══ Data for processing

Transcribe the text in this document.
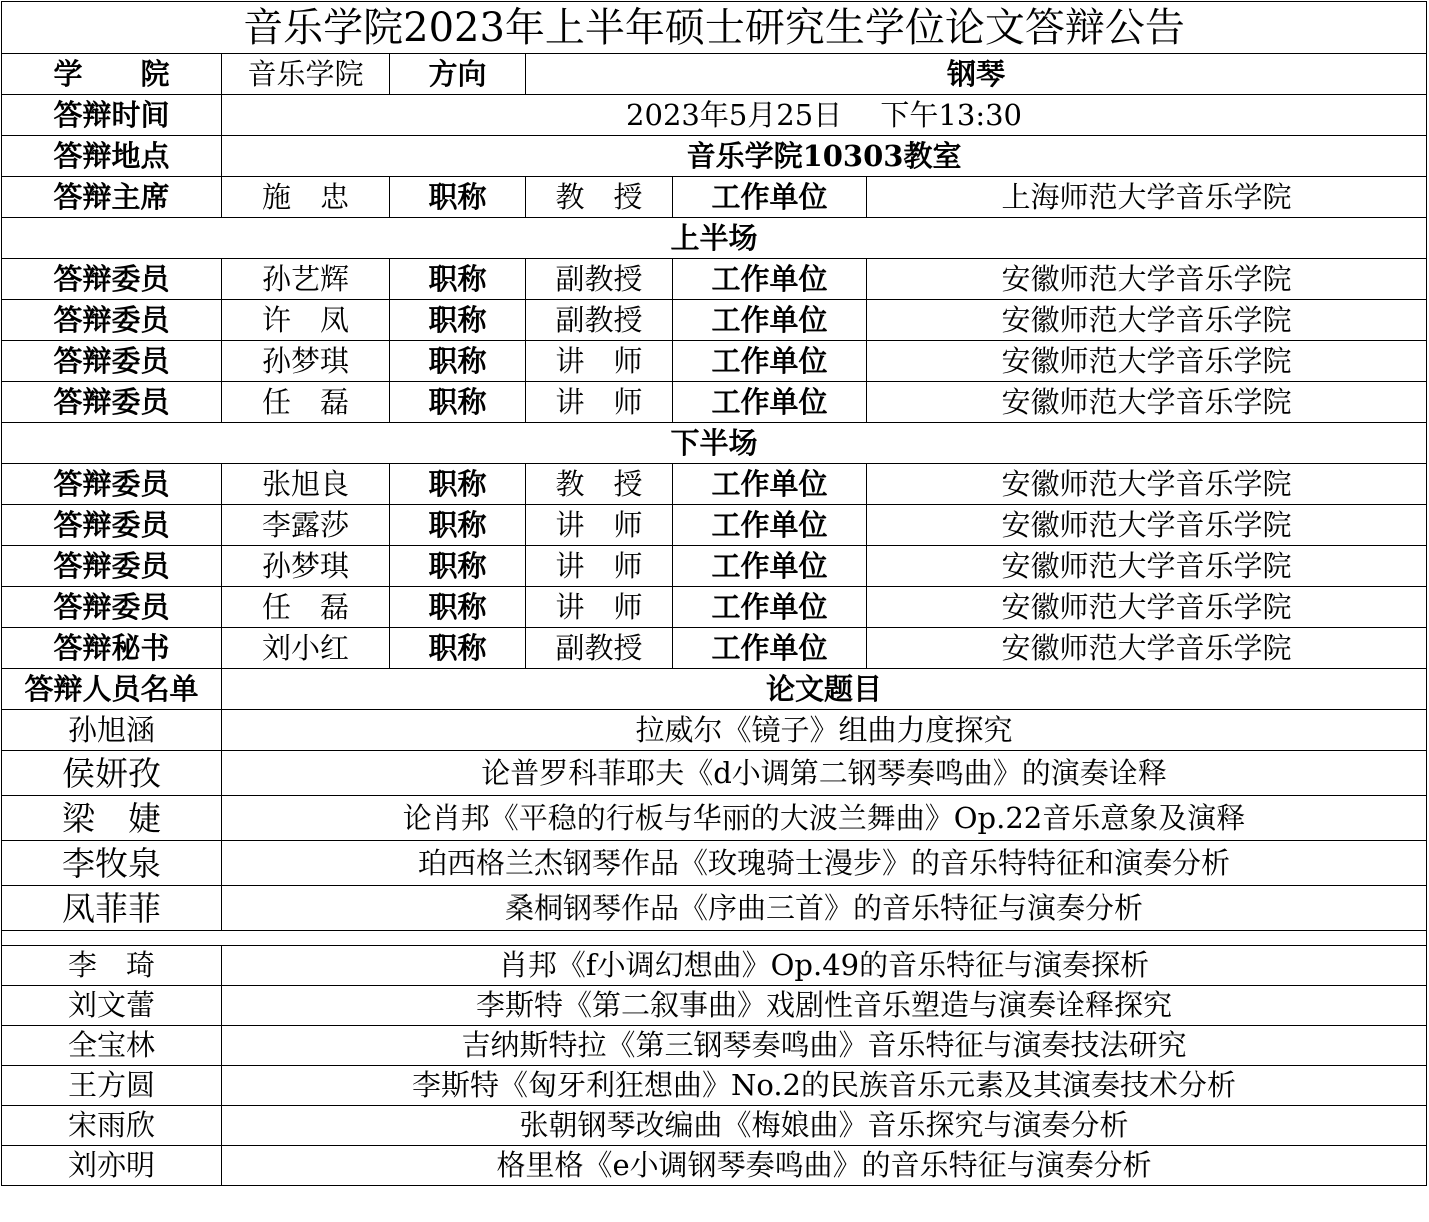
音乐学院2023年上半年硕士研究生学位论文答辩公告					
学　　院	音乐学院	方向	钢琴		
答辩时间	2023年5月25日　 下午13:30				
答辩地点	音乐学院10303教室				
答辩主席	施　忠	职称	教　授	工作单位	上海师范大学音乐学院
上半场					
答辩委员	孙艺辉	职称	副教授	工作单位	安徽师范大学音乐学院
答辩委员	许　凤	职称	副教授	工作单位	安徽师范大学音乐学院
答辩委员	孙梦琪	职称	讲　师	工作单位	安徽师范大学音乐学院
答辩委员	任　磊	职称	讲　师	工作单位	安徽师范大学音乐学院
下半场					
答辩委员	张旭良	职称	教　授	工作单位	安徽师范大学音乐学院
答辩委员	李露莎	职称	讲　师	工作单位	安徽师范大学音乐学院
答辩委员	孙梦琪	职称	讲　师	工作单位	安徽师范大学音乐学院
答辩委员	任　磊	职称	讲　师	工作单位	安徽师范大学音乐学院
答辩秘书	刘小红	职称	副教授	工作单位	安徽师范大学音乐学院
答辩人员名单	论文题目				
孙旭涵	拉威尔《镜子》组曲力度探究				
侯妍孜	论普罗科菲耶夫《d小调第二钢琴奏鸣曲》的演奏诠释				
梁　婕	论肖邦《平稳的行板与华丽的大波兰舞曲》Op.22音乐意象及演释				
李牧泉	珀西格兰杰钢琴作品《玫瑰骑士漫步》的音乐特特征和演奏分析				
凤菲菲	桑桐钢琴作品《序曲三首》的音乐特征与演奏分析				

李　琦	肖邦《f小调幻想曲》Op.49的音乐特征与演奏探析				
刘文蕾	李斯特《第二叙事曲》戏剧性音乐塑造与演奏诠释探究				
全宝林	吉纳斯特拉《第三钢琴奏鸣曲》音乐特征与演奏技法研究				
王方圆	李斯特《匈牙利狂想曲》No.2的民族音乐元素及其演奏技术分析				
宋雨欣	张朝钢琴改编曲《梅娘曲》音乐探究与演奏分析				
刘亦明	格里格《e小调钢琴奏鸣曲》的音乐特征与演奏分析				
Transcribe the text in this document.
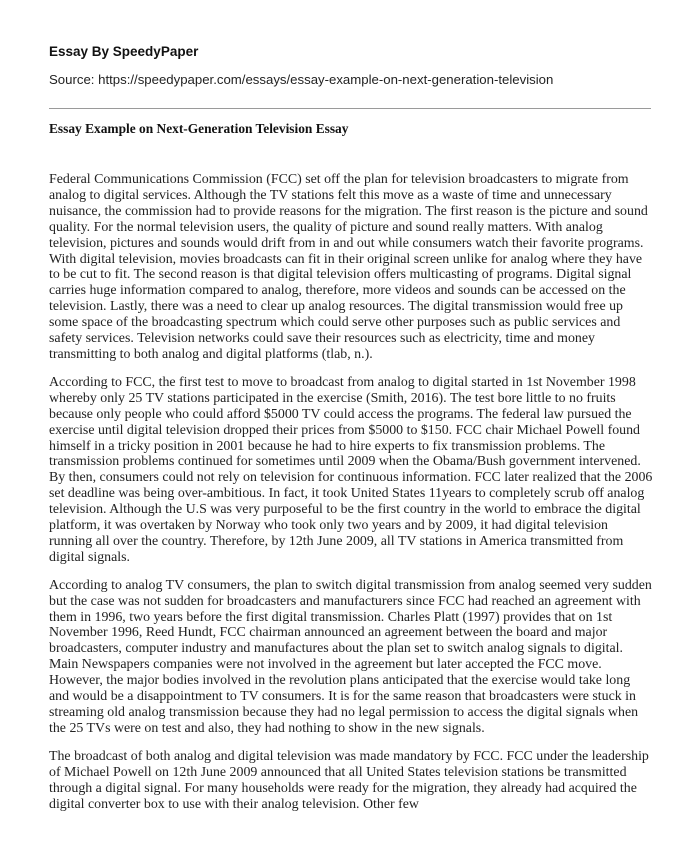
Essay By SpeedyPaper
Source: https://speedypaper.com/essays/essay-example-on-next-generation-television
Essay Example on Next-Generation Television Essay

Federal Communications Commission (FCC) set off the plan for television broadcasters to migrate from analog to digital services. Although the TV stations felt this move as a waste of time and unnecessary nuisance, the commission had to provide reasons for the migration. The first reason is the picture and sound quality. For the normal television users, the quality of picture and sound really matters. With analog television, pictures and sounds would drift from in and out while consumers watch their favorite programs. With digital television, movies broadcasts can fit in their original screen unlike for analog where they have to be cut to fit. The second reason is that digital television offers multicasting of programs. Digital signal carries huge information compared to analog, therefore, more videos and sounds can be accessed on the television. Lastly, there was a need to clear up analog resources. The digital transmission would free up some space of the broadcasting spectrum which could serve other purposes such as public services and safety services. Television networks could save their resources such as electricity, time and money transmitting to both analog and digital platforms (tlab, n.).

According to FCC, the first test to move to broadcast from analog to digital started in 1st November 1998 whereby only 25 TV stations participated in the exercise (Smith, 2016). The test bore little to no fruits because only people who could afford $5000 TV could access the programs. The federal law pursued the exercise until digital television dropped their prices from $5000 to $150. FCC chair Michael Powell found himself in a tricky position in 2001 because he had to hire experts to fix transmission problems. The transmission problems continued for sometimes until 2009 when the Obama/Bush government intervened. By then, consumers could not rely on television for continuous information. FCC later realized that the 2006 set deadline was being over-ambitious. In fact, it took United States 11years to completely scrub off analog television. Although the U.S was very purposeful to be the first country in the world to embrace the digital platform, it was overtaken by Norway who took only two years and by 2009, it had digital television running all over the country. Therefore, by 12th June 2009, all TV stations in America transmitted from digital signals.

According to analog TV consumers, the plan to switch digital transmission from analog seemed very sudden but the case was not sudden for broadcasters and manufacturers since FCC had reached an agreement with them in 1996, two years before the first digital transmission. Charles Platt (1997) provides that on 1st November 1996, Reed Hundt, FCC chairman announced an agreement between the board and major broadcasters, computer industry and manufactures about the plan set to switch analog signals to digital. Main Newspapers companies were not involved in the agreement but later accepted the FCC move. However, the major bodies involved in the revolution plans anticipated that the exercise would take long and would be a disappointment to TV consumers. It is for the same reason that broadcasters were stuck in streaming old analog transmission because they had no legal permission to access the digital signals when the 25 TVs were on test and also, they had nothing to show in the new signals.

The broadcast of both analog and digital television was made mandatory by FCC. FCC under the leadership of Michael Powell on 12th June 2009 announced that all United States television stations be transmitted through a digital signal. For many households were ready for the migration, they already had acquired the digital converter box to use with their analog television. Other few
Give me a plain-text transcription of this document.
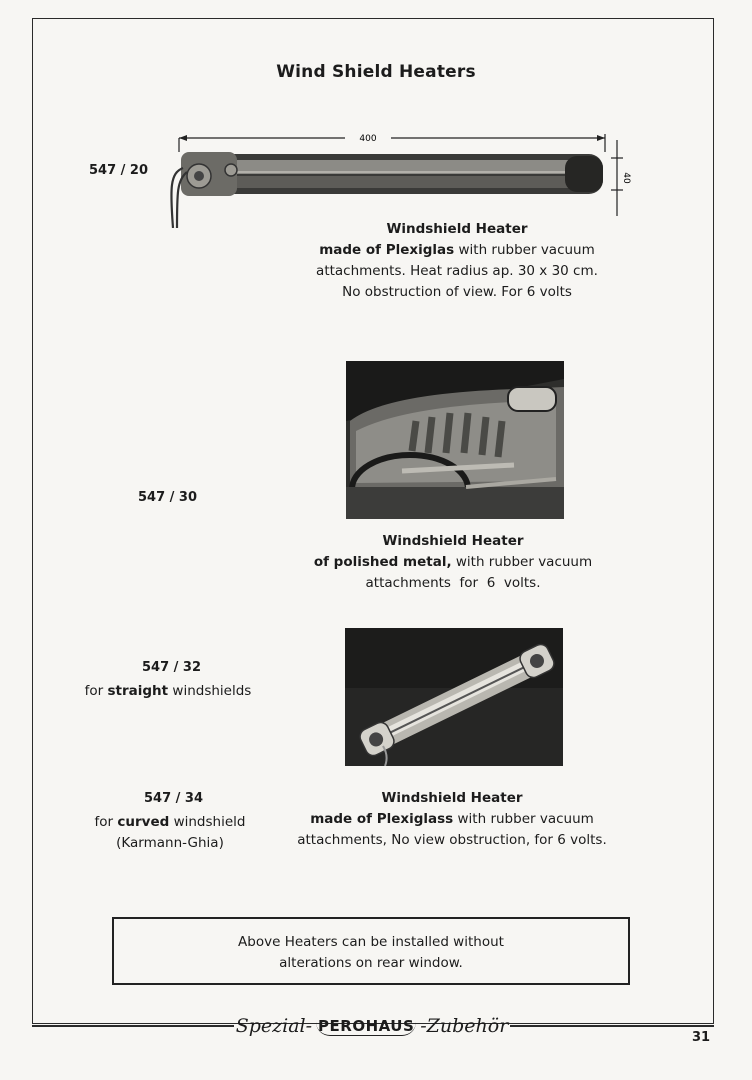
Wind Shield Heaters
547 / 20
400
40
Windshield Heater
made of Plexiglas with rubber vacuum
attachments. Heat radius ap. 30 x 30 cm.
No obstruction of view. For 6 volts
547 / 30
Windshield Heater
of polished metal, with rubber vacuum
attachments  for  6  volts.
547 / 32
for straight windshields
547 / 34
for curved windshield
(Karmann-Ghia)
Windshield Heater
made of Plexiglass with rubber vacuum
attachments, No view obstruction, for 6 volts.
Above Heaters can be installed without
alterations on rear window.
Spezial- PEROHAUS -Zubehör
31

════

Omit every picture, then repeat the remaining data exactly as it appears above.

Output:
Transcribe the text in this document.
音乐学院2023年上半年硕士研究生学位论文答辩公告					
学　　院	音乐学院	方向	钢琴		
答辩时间	2023年5月25日　 下午13:30				
答辩地点	音乐学院10303教室				
答辩主席	施　忠	职称	教　授	工作单位	上海师范大学音乐学院
上半场					
答辩委员	孙艺辉	职称	副教授	工作单位	安徽师范大学音乐学院
答辩委员	许　凤	职称	副教授	工作单位	安徽师范大学音乐学院
答辩委员	孙梦琪	职称	讲　师	工作单位	安徽师范大学音乐学院
答辩委员	任　磊	职称	讲　师	工作单位	安徽师范大学音乐学院
下半场					
答辩委员	张旭良	职称	教　授	工作单位	安徽师范大学音乐学院
答辩委员	李露莎	职称	讲　师	工作单位	安徽师范大学音乐学院
答辩委员	孙梦琪	职称	讲　师	工作单位	安徽师范大学音乐学院
答辩委员	任　磊	职称	讲　师	工作单位	安徽师范大学音乐学院
答辩秘书	刘小红	职称	副教授	工作单位	安徽师范大学音乐学院
答辩人员名单	论文题目				
孙旭涵	拉威尔《镜子》组曲力度探究				
侯妍孜	论普罗科菲耶夫《d小调第二钢琴奏鸣曲》的演奏诠释				
梁　婕	论肖邦《平稳的行板与华丽的大波兰舞曲》Op.22音乐意象及演释				
李牧泉	珀西格兰杰钢琴作品《玫瑰骑士漫步》的音乐特特征和演奏分析				
凤菲菲	桑桐钢琴作品《序曲三首》的音乐特征与演奏分析				

李　琦	肖邦《f小调幻想曲》Op.49的音乐特征与演奏探析				
刘文蕾	李斯特《第二叙事曲》戏剧性音乐塑造与演奏诠释探究				
全宝林	吉纳斯特拉《第三钢琴奏鸣曲》音乐特征与演奏技法研究				
王方圆	李斯特《匈牙利狂想曲》No.2的民族音乐元素及其演奏技术分析				
宋雨欣	张朝钢琴改编曲《梅娘曲》音乐探究与演奏分析				
刘亦明	格里格《e小调钢琴奏鸣曲》的音乐特征与演奏分析				
Transcribe the text in this document.
Essay By SpeedyPaper
Source: https://speedypaper.com/essays/essay-example-on-next-generation-television
Essay Example on Next-Generation Television Essay

Federal Communications Commission (FCC) set off the plan for television broadcasters to migrate from analog to digital services. Although the TV stations felt this move as a waste of time and unnecessary nuisance, the commission had to provide reasons for the migration. The first reason is the picture and sound quality. For the normal television users, the quality of picture and sound really matters. With analog television, pictures and sounds would drift from in and out while consumers watch their favorite programs. With digital television, movies broadcasts can fit in their original screen unlike for analog where they have to be cut to fit. The second reason is that digital television offers multicasting of programs. Digital signal carries huge information compared to analog, therefore, more videos and sounds can be accessed on the television. Lastly, there was a need to clear up analog resources. The digital transmission would free up some space of the broadcasting spectrum which could serve other purposes such as public services and safety services. Television networks could save their resources such as electricity, time and money transmitting to both analog and digital platforms (tlab, n.).

According to FCC, the first test to move to broadcast from analog to digital started in 1st November 1998 whereby only 25 TV stations participated in the exercise (Smith, 2016). The test bore little to no fruits because only people who could afford $5000 TV could access the programs. The federal law pursued the exercise until digital television dropped their prices from $5000 to $150. FCC chair Michael Powell found himself in a tricky position in 2001 because he had to hire experts to fix transmission problems. The transmission problems continued for sometimes until 2009 when the Obama/Bush government intervened. By then, consumers could not rely on television for continuous information. FCC later realized that the 2006 set deadline was being over-ambitious. In fact, it took United States 11years to completely scrub off analog television. Although the U.S was very purposeful to be the first country in the world to embrace the digital platform, it was overtaken by Norway who took only two years and by 2009, it had digital television running all over the country. Therefore, by 12th June 2009, all TV stations in America transmitted from digital signals.

According to analog TV consumers, the plan to switch digital transmission from analog seemed very sudden but the case was not sudden for broadcasters and manufacturers since FCC had reached an agreement with them in 1996, two years before the first digital transmission. Charles Platt (1997) provides that on 1st November 1996, Reed Hundt, FCC chairman announced an agreement between the board and major broadcasters, computer industry and manufactures about the plan set to switch analog signals to digital. Main Newspapers companies were not involved in the agreement but later accepted the FCC move. However, the major bodies involved in the revolution plans anticipated that the exercise would take long and would be a disappointment to TV consumers. It is for the same reason that broadcasters were stuck in streaming old analog transmission because they had no legal permission to access the digital signals when the 25 TVs were on test and also, they had nothing to show in the new signals.

The broadcast of both analog and digital television was made mandatory by FCC. FCC under the leadership of Michael Powell on 12th June 2009 announced that all United States television stations be transmitted through a digital signal. For many households were ready for the migration, they already had acquired the digital converter box to use with their analog television. Other few
Give me a plain-text transcription of this document.
Wind Shield Heaters
547 / 20
400
40
Windshield Heater
made of Plexiglas with rubber vacuum
attachments. Heat radius ap. 30 x 30 cm.
No obstruction of view. For 6 volts
547 / 30
Windshield Heater
of polished metal, with rubber vacuum
attachments  for  6  volts.
547 / 32
for straight windshields
547 / 34
for curved windshield
(Karmann-Ghia)
Windshield Heater
made of Plexiglass with rubber vacuum
attachments, No view obstruction, for 6 volts.
Above Heaters can be installed without
alterations on rear window.
Spezial- PEROHAUS -Zubehör
31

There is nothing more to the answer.